* START INPUT DATA *

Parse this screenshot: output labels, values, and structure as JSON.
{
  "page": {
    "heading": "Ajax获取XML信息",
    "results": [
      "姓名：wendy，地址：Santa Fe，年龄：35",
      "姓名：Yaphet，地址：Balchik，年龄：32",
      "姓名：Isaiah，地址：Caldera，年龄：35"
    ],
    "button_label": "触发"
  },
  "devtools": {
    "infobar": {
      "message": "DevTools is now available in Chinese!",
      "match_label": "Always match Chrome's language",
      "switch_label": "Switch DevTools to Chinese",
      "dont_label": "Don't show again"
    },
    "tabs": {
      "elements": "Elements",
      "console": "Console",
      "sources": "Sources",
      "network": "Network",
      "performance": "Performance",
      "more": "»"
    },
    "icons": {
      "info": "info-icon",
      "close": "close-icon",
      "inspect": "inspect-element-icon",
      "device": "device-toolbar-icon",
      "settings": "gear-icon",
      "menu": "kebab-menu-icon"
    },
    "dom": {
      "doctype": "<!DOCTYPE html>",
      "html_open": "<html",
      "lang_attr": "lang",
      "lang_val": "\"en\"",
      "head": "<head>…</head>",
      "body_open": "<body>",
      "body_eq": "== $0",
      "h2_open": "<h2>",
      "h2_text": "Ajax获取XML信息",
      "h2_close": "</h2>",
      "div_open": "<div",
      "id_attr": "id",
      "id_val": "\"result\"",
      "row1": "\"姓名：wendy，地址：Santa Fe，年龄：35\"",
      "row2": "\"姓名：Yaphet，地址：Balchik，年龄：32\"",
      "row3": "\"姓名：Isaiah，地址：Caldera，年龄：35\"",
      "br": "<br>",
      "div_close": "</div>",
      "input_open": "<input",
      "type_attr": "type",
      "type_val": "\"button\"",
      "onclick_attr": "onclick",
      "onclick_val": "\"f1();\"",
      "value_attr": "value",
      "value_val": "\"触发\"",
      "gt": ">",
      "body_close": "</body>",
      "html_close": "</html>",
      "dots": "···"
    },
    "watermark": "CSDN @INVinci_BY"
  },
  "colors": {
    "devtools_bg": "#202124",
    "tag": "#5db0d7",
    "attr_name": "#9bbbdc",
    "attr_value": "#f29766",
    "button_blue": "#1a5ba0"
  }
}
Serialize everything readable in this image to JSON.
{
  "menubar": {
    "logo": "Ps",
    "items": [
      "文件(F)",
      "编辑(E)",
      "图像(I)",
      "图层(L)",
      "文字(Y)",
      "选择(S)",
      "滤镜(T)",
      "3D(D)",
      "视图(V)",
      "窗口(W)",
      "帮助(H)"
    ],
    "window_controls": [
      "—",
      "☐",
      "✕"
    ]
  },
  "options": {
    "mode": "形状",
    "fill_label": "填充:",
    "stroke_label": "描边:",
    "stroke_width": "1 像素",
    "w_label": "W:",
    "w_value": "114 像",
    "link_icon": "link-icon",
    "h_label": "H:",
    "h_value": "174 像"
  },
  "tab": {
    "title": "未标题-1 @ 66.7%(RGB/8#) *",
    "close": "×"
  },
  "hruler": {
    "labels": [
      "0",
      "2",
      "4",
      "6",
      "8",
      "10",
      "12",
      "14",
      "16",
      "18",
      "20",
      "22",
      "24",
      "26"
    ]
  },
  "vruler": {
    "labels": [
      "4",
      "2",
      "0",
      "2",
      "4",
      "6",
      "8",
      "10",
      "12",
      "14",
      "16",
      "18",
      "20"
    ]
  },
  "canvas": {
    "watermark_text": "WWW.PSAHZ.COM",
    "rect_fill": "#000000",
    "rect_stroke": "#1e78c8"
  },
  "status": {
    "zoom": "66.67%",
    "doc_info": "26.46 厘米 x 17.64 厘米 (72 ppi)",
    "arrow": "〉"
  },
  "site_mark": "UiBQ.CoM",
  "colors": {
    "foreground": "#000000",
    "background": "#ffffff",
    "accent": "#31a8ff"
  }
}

* END INPUT DATA *

DIRECTIVE: Return each line of the records above exactly as it reads.

FULL OUTPUT:
Parse this screenshot: output labels, values, and structure as JSON.
{
  "page": {
    "heading": "Ajax获取XML信息",
    "results": [
      "姓名：wendy，地址：Santa Fe，年龄：35",
      "姓名：Yaphet，地址：Balchik，年龄：32",
      "姓名：Isaiah，地址：Caldera，年龄：35"
    ],
    "button_label": "触发"
  },
  "devtools": {
    "infobar": {
      "message": "DevTools is now available in Chinese!",
      "match_label": "Always match Chrome's language",
      "switch_label": "Switch DevTools to Chinese",
      "dont_label": "Don't show again"
    },
    "tabs": {
      "elements": "Elements",
      "console": "Console",
      "sources": "Sources",
      "network": "Network",
      "performance": "Performance",
      "more": "»"
    },
    "icons": {
      "info": "info-icon",
      "close": "close-icon",
      "inspect": "inspect-element-icon",
      "device": "device-toolbar-icon",
      "settings": "gear-icon",
      "menu": "kebab-menu-icon"
    },
    "dom": {
      "doctype": "<!DOCTYPE html>",
      "html_open": "<html",
      "lang_attr": "lang",
      "lang_val": "\"en\"",
      "head": "<head>…</head>",
      "body_open": "<body>",
      "body_eq": "== $0",
      "h2_open": "<h2>",
      "h2_text": "Ajax获取XML信息",
      "h2_close": "</h2>",
      "div_open": "<div",
      "id_attr": "id",
      "id_val": "\"result\"",
      "row1": "\"姓名：wendy，地址：Santa Fe，年龄：35\"",
      "row2": "\"姓名：Yaphet，地址：Balchik，年龄：32\"",
      "row3": "\"姓名：Isaiah，地址：Caldera，年龄：35\"",
      "br": "<br>",
      "div_close": "</div>",
      "input_open": "<input",
      "type_attr": "type",
      "type_val": "\"button\"",
      "onclick_attr": "onclick",
      "onclick_val": "\"f1();\"",
      "value_attr": "value",
      "value_val": "\"触发\"",
      "gt": ">",
      "body_close": "</body>",
      "html_close": "</html>",
      "dots": "···"
    },
    "watermark": "CSDN @INVinci_BY"
  },
  "colors": {
    "devtools_bg": "#202124",
    "tag": "#5db0d7",
    "attr_name": "#9bbbdc",
    "attr_value": "#f29766",
    "button_blue": "#1a5ba0"
  }
}
Serialize everything readable in this image to JSON.
{
  "menubar": {
    "logo": "Ps",
    "items": [
      "文件(F)",
      "编辑(E)",
      "图像(I)",
      "图层(L)",
      "文字(Y)",
      "选择(S)",
      "滤镜(T)",
      "3D(D)",
      "视图(V)",
      "窗口(W)",
      "帮助(H)"
    ],
    "window_controls": [
      "—",
      "☐",
      "✕"
    ]
  },
  "options": {
    "mode": "形状",
    "fill_label": "填充:",
    "stroke_label": "描边:",
    "stroke_width": "1 像素",
    "w_label": "W:",
    "w_value": "114 像",
    "link_icon": "link-icon",
    "h_label": "H:",
    "h_value": "174 像"
  },
  "tab": {
    "title": "未标题-1 @ 66.7%(RGB/8#) *",
    "close": "×"
  },
  "hruler": {
    "labels": [
      "0",
      "2",
      "4",
      "6",
      "8",
      "10",
      "12",
      "14",
      "16",
      "18",
      "20",
      "22",
      "24",
      "26"
    ]
  },
  "vruler": {
    "labels": [
      "4",
      "2",
      "0",
      "2",
      "4",
      "6",
      "8",
      "10",
      "12",
      "14",
      "16",
      "18",
      "20"
    ]
  },
  "canvas": {
    "watermark_text": "WWW.PSAHZ.COM",
    "rect_fill": "#000000",
    "rect_stroke": "#1e78c8"
  },
  "status": {
    "zoom": "66.67%",
    "doc_info": "26.46 厘米 x 17.64 厘米 (72 ppi)",
    "arrow": "〉"
  },
  "site_mark": "UiBQ.CoM",
  "colors": {
    "foreground": "#000000",
    "background": "#ffffff",
    "accent": "#31a8ff"
  }
}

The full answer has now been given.